Data records:

━━━━━━━━

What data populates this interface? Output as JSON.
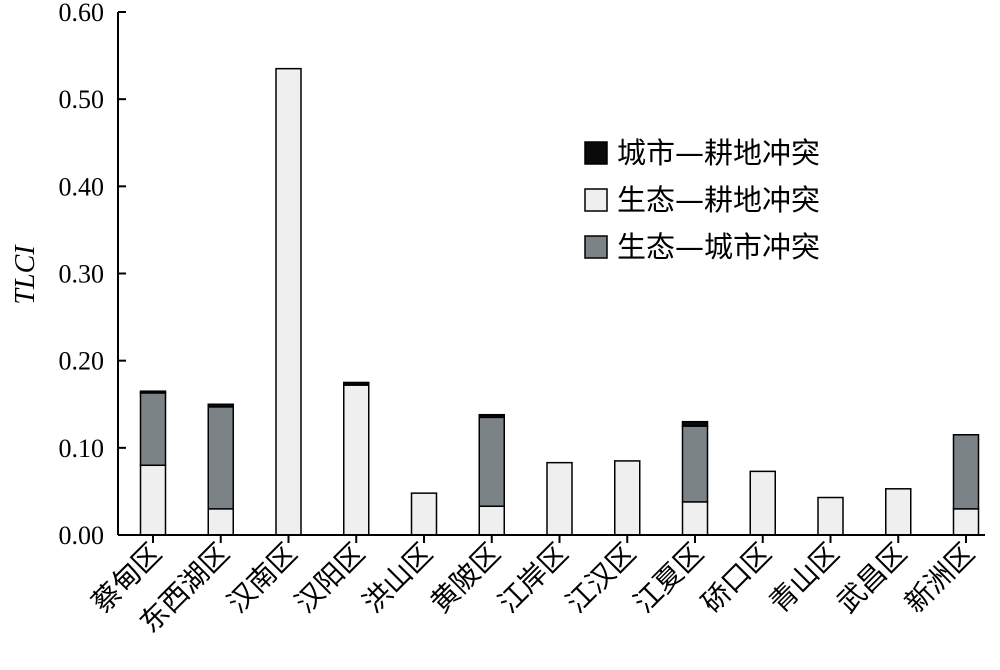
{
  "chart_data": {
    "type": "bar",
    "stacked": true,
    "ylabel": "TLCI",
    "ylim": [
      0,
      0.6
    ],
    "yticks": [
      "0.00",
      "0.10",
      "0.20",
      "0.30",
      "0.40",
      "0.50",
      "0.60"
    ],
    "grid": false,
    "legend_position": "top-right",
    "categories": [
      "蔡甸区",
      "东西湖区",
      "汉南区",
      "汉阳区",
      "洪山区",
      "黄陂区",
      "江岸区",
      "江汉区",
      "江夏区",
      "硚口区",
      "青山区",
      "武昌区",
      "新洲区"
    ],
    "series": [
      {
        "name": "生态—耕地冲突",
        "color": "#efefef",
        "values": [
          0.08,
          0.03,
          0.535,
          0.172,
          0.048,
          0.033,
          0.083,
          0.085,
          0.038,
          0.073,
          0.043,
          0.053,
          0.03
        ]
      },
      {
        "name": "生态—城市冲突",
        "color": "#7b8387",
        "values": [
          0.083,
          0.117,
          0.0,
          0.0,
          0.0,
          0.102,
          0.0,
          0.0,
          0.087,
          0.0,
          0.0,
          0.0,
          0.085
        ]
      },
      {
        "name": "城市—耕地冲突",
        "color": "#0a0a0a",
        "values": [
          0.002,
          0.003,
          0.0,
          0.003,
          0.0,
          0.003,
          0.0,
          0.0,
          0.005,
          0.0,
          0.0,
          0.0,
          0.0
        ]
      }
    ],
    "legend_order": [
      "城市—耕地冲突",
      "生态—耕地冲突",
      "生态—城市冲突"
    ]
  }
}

━━━━━━━━

▸ **What to produce**
Generate a word-for-word copy of the preceding records, excluding all pictures.

▸ **Response below**
What data populates this interface? Output as JSON.
{
  "chart_data": {
    "type": "bar",
    "stacked": true,
    "ylabel": "TLCI",
    "ylim": [
      0,
      0.6
    ],
    "yticks": [
      "0.00",
      "0.10",
      "0.20",
      "0.30",
      "0.40",
      "0.50",
      "0.60"
    ],
    "grid": false,
    "legend_position": "top-right",
    "categories": [
      "蔡甸区",
      "东西湖区",
      "汉南区",
      "汉阳区",
      "洪山区",
      "黄陂区",
      "江岸区",
      "江汉区",
      "江夏区",
      "硚口区",
      "青山区",
      "武昌区",
      "新洲区"
    ],
    "series": [
      {
        "name": "生态—耕地冲突",
        "color": "#efefef",
        "values": [
          0.08,
          0.03,
          0.535,
          0.172,
          0.048,
          0.033,
          0.083,
          0.085,
          0.038,
          0.073,
          0.043,
          0.053,
          0.03
        ]
      },
      {
        "name": "生态—城市冲突",
        "color": "#7b8387",
        "values": [
          0.083,
          0.117,
          0.0,
          0.0,
          0.0,
          0.102,
          0.0,
          0.0,
          0.087,
          0.0,
          0.0,
          0.0,
          0.085
        ]
      },
      {
        "name": "城市—耕地冲突",
        "color": "#0a0a0a",
        "values": [
          0.002,
          0.003,
          0.0,
          0.003,
          0.0,
          0.003,
          0.0,
          0.0,
          0.005,
          0.0,
          0.0,
          0.0,
          0.0
        ]
      }
    ],
    "legend_order": [
      "城市—耕地冲突",
      "生态—耕地冲突",
      "生态—城市冲突"
    ]
  }
}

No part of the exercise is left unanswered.